══ PROVIDED RECORDS
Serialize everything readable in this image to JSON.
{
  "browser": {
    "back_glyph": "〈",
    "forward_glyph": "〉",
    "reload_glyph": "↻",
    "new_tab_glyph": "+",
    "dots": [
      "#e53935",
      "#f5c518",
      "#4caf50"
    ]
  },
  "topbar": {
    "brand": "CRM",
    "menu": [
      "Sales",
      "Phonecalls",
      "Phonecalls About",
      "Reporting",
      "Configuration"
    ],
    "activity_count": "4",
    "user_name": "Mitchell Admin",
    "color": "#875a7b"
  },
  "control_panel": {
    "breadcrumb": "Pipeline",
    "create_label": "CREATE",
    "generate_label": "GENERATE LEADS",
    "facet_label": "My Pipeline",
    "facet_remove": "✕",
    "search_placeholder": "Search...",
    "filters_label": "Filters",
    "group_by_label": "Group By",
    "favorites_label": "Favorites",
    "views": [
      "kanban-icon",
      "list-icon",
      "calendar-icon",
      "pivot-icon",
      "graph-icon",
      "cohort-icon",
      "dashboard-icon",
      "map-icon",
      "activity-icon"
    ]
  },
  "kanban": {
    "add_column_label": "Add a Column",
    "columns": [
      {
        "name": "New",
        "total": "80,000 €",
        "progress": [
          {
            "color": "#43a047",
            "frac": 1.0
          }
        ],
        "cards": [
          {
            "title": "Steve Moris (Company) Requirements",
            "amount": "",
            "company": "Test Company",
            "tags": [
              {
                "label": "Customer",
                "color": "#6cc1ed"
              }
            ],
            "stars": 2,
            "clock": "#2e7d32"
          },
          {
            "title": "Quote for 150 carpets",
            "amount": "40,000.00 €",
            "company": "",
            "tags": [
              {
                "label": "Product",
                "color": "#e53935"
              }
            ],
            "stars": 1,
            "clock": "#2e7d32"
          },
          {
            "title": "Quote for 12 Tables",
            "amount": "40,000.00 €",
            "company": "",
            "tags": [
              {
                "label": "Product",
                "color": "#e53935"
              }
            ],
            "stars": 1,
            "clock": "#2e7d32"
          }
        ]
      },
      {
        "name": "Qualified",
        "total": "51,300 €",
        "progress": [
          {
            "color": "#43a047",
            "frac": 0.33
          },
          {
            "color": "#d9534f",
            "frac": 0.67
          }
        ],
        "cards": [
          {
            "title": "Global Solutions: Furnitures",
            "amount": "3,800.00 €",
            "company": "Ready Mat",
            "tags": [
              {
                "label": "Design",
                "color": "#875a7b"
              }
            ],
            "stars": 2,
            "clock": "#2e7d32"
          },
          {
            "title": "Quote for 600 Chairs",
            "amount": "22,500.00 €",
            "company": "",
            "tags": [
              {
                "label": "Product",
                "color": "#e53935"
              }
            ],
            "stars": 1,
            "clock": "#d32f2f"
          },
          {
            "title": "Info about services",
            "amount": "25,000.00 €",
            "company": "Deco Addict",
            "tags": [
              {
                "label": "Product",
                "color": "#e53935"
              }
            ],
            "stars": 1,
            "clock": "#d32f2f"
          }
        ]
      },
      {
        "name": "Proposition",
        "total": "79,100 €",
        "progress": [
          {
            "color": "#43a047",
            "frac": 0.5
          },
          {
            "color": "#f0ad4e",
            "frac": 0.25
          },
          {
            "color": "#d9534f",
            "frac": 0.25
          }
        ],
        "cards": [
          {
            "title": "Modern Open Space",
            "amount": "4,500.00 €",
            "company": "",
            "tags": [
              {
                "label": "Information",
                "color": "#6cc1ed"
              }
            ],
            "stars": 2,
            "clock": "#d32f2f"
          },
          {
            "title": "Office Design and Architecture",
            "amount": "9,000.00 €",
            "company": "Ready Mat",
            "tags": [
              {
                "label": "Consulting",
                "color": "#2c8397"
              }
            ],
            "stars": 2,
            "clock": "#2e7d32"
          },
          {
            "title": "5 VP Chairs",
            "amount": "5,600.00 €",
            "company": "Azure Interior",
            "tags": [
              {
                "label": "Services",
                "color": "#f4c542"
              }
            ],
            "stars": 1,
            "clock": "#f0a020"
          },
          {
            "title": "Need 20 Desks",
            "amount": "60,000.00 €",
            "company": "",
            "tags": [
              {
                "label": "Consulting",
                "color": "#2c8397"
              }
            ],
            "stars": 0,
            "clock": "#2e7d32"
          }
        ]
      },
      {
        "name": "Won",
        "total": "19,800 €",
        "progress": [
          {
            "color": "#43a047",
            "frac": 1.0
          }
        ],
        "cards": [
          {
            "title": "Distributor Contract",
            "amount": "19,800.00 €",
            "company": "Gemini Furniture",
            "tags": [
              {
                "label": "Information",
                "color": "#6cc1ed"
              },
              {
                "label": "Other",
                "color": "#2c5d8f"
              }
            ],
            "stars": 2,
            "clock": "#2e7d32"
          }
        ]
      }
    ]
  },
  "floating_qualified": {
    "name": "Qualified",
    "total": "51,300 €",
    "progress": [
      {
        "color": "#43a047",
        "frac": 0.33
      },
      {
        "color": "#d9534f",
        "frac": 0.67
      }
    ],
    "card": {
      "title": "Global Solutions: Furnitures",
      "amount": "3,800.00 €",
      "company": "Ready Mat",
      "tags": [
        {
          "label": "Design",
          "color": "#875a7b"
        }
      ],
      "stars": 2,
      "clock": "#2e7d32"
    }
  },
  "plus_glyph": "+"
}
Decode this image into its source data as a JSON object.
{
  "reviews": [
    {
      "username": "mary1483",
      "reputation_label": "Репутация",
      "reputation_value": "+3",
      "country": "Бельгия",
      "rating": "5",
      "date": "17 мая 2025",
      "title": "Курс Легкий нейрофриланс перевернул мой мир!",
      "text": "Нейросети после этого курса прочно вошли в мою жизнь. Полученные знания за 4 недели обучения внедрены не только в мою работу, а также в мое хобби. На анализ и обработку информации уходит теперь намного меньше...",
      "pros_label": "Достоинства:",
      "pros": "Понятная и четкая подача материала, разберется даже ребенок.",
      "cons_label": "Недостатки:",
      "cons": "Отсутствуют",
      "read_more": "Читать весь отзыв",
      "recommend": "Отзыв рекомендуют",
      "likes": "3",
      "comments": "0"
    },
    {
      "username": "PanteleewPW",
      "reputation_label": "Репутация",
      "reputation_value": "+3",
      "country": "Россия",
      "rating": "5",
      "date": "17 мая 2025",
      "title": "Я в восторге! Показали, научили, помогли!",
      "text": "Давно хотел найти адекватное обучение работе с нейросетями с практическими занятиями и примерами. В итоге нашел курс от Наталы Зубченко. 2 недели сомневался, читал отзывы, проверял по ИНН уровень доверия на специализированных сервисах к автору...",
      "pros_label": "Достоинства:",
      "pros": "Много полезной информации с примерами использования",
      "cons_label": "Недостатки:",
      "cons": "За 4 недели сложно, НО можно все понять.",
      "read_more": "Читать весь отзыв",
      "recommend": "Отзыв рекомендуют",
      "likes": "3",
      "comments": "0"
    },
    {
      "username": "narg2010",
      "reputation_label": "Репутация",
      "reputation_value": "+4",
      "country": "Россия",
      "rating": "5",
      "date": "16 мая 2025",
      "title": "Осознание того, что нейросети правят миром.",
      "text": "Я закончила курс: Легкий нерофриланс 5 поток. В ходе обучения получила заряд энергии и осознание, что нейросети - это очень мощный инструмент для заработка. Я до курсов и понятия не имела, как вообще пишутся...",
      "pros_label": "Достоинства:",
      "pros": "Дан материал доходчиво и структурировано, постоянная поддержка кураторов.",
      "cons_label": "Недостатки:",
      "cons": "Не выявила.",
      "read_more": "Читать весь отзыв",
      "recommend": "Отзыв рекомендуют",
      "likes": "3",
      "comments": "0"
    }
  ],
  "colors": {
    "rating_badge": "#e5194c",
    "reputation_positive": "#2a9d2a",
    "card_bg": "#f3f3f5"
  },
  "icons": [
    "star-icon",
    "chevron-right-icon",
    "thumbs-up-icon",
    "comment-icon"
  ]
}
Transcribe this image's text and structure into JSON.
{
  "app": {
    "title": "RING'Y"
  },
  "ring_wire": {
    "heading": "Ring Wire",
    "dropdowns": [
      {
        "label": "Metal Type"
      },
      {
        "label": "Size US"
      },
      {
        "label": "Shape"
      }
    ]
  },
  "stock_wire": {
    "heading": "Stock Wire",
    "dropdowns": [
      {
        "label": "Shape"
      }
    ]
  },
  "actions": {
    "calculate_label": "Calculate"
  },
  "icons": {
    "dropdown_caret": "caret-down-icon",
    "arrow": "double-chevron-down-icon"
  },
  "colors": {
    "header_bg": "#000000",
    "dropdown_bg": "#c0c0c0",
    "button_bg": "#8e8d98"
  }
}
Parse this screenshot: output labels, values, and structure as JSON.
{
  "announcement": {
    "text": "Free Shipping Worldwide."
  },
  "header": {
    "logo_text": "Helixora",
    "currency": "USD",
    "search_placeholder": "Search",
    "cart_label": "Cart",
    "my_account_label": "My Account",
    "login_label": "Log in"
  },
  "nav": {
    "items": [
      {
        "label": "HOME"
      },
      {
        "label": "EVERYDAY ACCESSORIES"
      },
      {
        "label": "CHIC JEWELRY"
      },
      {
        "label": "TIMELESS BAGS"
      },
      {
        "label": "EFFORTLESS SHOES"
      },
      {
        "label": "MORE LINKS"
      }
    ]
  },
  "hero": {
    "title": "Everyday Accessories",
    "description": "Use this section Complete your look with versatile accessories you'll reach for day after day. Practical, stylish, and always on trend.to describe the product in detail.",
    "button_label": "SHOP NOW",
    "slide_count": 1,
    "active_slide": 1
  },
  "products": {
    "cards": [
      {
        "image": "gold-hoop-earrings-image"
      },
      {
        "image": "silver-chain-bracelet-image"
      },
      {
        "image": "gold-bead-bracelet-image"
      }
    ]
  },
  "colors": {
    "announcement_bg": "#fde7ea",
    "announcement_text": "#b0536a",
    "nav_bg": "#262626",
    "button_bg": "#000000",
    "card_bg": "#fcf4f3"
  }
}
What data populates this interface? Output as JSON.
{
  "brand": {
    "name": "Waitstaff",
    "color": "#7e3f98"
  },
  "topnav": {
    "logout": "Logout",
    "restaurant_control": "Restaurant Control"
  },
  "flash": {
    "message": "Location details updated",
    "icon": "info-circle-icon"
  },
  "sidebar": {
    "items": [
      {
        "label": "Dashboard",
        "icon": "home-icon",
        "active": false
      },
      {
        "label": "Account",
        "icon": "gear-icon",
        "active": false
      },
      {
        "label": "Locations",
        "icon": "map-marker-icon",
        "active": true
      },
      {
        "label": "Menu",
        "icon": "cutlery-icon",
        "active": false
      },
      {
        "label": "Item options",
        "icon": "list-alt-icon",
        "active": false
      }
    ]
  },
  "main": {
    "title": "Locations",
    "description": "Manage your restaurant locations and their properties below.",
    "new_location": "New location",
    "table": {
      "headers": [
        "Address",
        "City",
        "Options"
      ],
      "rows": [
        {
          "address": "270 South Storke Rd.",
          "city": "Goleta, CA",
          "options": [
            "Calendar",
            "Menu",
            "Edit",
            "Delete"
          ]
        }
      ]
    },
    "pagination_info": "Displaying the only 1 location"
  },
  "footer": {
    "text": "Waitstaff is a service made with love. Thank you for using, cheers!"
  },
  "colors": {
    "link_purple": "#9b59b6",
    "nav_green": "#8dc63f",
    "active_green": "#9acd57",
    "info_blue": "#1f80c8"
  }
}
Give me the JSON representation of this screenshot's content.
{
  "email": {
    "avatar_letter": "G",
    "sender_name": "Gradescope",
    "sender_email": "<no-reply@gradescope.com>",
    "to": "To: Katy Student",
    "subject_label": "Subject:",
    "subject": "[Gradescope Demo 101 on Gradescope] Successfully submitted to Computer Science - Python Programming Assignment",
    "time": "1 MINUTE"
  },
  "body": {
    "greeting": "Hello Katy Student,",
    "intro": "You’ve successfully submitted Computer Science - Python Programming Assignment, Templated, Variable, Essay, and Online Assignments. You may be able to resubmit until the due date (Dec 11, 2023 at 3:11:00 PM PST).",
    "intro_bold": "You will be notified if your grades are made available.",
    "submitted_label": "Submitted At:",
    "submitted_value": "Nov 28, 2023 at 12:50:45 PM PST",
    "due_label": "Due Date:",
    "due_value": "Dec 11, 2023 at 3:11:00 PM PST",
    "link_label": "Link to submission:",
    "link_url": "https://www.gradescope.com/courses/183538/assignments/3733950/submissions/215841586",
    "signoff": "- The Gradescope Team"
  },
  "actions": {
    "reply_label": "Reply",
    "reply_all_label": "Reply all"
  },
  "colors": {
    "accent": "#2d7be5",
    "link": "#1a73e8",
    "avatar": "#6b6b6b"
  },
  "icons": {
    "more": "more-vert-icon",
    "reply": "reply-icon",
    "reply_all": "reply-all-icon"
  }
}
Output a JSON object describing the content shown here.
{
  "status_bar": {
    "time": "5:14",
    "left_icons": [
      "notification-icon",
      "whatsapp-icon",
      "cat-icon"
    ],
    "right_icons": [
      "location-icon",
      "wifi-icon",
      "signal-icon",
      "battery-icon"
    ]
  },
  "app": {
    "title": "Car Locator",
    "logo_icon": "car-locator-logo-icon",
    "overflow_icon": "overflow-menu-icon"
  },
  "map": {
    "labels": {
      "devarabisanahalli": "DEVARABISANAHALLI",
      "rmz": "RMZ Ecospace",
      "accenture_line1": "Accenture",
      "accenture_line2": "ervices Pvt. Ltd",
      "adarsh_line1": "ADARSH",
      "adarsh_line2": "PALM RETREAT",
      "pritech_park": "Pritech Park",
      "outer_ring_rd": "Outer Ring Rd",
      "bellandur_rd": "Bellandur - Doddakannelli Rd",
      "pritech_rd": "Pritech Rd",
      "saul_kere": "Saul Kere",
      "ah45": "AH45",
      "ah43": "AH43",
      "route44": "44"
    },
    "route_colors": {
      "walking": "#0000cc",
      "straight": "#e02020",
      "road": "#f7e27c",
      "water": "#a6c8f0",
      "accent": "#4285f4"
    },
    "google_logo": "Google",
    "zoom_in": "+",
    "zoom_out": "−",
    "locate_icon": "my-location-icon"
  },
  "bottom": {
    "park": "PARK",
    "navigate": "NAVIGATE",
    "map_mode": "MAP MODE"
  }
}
════
SET PROBLEM:
From the entries above, copy each line holding "object".

ANSWER FOR THIS EXERCISE:
Decode this image into its source data as a JSON object.
Output a JSON object describing the content shown here.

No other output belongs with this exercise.